Collected data
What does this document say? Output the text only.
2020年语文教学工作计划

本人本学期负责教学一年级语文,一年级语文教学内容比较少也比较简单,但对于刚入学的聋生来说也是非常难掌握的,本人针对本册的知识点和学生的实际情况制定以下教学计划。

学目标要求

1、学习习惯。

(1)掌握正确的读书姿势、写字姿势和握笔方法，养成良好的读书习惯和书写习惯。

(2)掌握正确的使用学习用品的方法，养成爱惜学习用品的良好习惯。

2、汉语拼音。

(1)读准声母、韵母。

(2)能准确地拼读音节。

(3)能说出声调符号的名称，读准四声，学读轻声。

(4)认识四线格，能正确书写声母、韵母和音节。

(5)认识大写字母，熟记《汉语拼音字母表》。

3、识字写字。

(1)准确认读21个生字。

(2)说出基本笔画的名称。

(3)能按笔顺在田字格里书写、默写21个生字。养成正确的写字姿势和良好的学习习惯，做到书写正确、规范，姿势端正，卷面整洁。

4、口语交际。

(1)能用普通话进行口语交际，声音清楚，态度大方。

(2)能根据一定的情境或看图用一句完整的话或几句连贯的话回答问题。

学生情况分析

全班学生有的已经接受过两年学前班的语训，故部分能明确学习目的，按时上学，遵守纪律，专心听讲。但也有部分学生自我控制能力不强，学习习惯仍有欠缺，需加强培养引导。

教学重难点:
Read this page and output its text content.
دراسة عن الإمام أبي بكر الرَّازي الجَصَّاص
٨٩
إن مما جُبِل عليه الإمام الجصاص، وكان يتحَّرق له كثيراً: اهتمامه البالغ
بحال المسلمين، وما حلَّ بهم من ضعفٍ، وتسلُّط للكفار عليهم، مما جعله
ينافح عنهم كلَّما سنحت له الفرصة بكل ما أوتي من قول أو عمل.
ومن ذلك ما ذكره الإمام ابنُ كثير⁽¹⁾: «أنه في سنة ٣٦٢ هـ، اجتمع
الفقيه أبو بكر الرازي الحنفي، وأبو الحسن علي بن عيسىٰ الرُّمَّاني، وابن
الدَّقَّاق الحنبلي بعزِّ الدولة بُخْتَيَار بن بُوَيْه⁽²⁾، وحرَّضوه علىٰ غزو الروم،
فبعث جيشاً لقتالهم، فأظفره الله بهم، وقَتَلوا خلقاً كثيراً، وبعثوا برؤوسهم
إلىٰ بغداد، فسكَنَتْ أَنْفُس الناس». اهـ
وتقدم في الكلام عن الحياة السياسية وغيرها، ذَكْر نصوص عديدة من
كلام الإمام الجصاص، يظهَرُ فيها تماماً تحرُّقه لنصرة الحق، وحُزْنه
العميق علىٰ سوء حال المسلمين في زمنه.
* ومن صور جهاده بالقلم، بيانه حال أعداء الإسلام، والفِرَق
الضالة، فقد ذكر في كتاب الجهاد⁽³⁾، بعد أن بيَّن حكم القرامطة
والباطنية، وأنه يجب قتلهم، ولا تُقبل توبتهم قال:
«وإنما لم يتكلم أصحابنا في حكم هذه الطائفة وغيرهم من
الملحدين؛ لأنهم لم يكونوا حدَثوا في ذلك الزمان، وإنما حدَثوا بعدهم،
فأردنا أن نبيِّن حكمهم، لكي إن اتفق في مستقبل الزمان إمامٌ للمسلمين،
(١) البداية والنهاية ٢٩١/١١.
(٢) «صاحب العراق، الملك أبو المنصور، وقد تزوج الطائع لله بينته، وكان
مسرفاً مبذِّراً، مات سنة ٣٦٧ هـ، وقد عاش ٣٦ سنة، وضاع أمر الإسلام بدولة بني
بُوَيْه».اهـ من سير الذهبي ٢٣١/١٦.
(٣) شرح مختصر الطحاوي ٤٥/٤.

◆ **PROBLEM DESCRIPTION**: Make an exact copy of the records.

◆ **EXERCISE ANSWER**:
What does this document say? Output the text only.
2020年语文教学工作计划

本人本学期负责教学一年级语文,一年级语文教学内容比较少也比较简单,但对于刚入学的聋生来说也是非常难掌握的,本人针对本册的知识点和学生的实际情况制定以下教学计划。

学目标要求

1、学习习惯。

(1)掌握正确的读书姿势、写字姿势和握笔方法，养成良好的读书习惯和书写习惯。

(2)掌握正确的使用学习用品的方法，养成爱惜学习用品的良好习惯。

2、汉语拼音。

(1)读准声母、韵母。

(2)能准确地拼读音节。

(3)能说出声调符号的名称，读准四声，学读轻声。

(4)认识四线格，能正确书写声母、韵母和音节。

(5)认识大写字母，熟记《汉语拼音字母表》。

3、识字写字。

(1)准确认读21个生字。

(2)说出基本笔画的名称。

(3)能按笔顺在田字格里书写、默写21个生字。养成正确的写字姿势和良好的学习习惯，做到书写正确、规范，姿势端正，卷面整洁。

4、口语交际。

(1)能用普通话进行口语交际，声音清楚，态度大方。

(2)能根据一定的情境或看图用一句完整的话或几句连贯的话回答问题。

学生情况分析

全班学生有的已经接受过两年学前班的语训，故部分能明确学习目的，按时上学，遵守纪律，专心听讲。但也有部分学生自我控制能力不强，学习习惯仍有欠缺，需加强培养引导。

教学重难点:
Read this page and output its text content.
دراسة عن الإمام أبي بكر الرَّازي الجَصَّاص
٨٩
إن مما جُبِل عليه الإمام الجصاص، وكان يتحَّرق له كثيراً: اهتمامه البالغ
بحال المسلمين، وما حلَّ بهم من ضعفٍ، وتسلُّط للكفار عليهم، مما جعله
ينافح عنهم كلَّما سنحت له الفرصة بكل ما أوتي من قول أو عمل.
ومن ذلك ما ذكره الإمام ابنُ كثير⁽¹⁾: «أنه في سنة ٣٦٢ هـ، اجتمع
الفقيه أبو بكر الرازي الحنفي، وأبو الحسن علي بن عيسىٰ الرُّمَّاني، وابن
الدَّقَّاق الحنبلي بعزِّ الدولة بُخْتَيَار بن بُوَيْه⁽²⁾، وحرَّضوه علىٰ غزو الروم،
فبعث جيشاً لقتالهم، فأظفره الله بهم، وقَتَلوا خلقاً كثيراً، وبعثوا برؤوسهم
إلىٰ بغداد، فسكَنَتْ أَنْفُس الناس». اهـ
وتقدم في الكلام عن الحياة السياسية وغيرها، ذَكْر نصوص عديدة من
كلام الإمام الجصاص، يظهَرُ فيها تماماً تحرُّقه لنصرة الحق، وحُزْنه
العميق علىٰ سوء حال المسلمين في زمنه.
* ومن صور جهاده بالقلم، بيانه حال أعداء الإسلام، والفِرَق
الضالة، فقد ذكر في كتاب الجهاد⁽³⁾، بعد أن بيَّن حكم القرامطة
والباطنية، وأنه يجب قتلهم، ولا تُقبل توبتهم قال:
«وإنما لم يتكلم أصحابنا في حكم هذه الطائفة وغيرهم من
الملحدين؛ لأنهم لم يكونوا حدَثوا في ذلك الزمان، وإنما حدَثوا بعدهم،
فأردنا أن نبيِّن حكمهم، لكي إن اتفق في مستقبل الزمان إمامٌ للمسلمين،
(١) البداية والنهاية ٢٩١/١١.
(٢) «صاحب العراق، الملك أبو المنصور، وقد تزوج الطائع لله بينته، وكان
مسرفاً مبذِّراً، مات سنة ٣٦٧ هـ، وقد عاش ٣٦ سنة، وضاع أمر الإسلام بدولة بني
بُوَيْه».اهـ من سير الذهبي ٢٣١/١٦.
(٣) شرح مختصر الطحاوي ٤٥/٤.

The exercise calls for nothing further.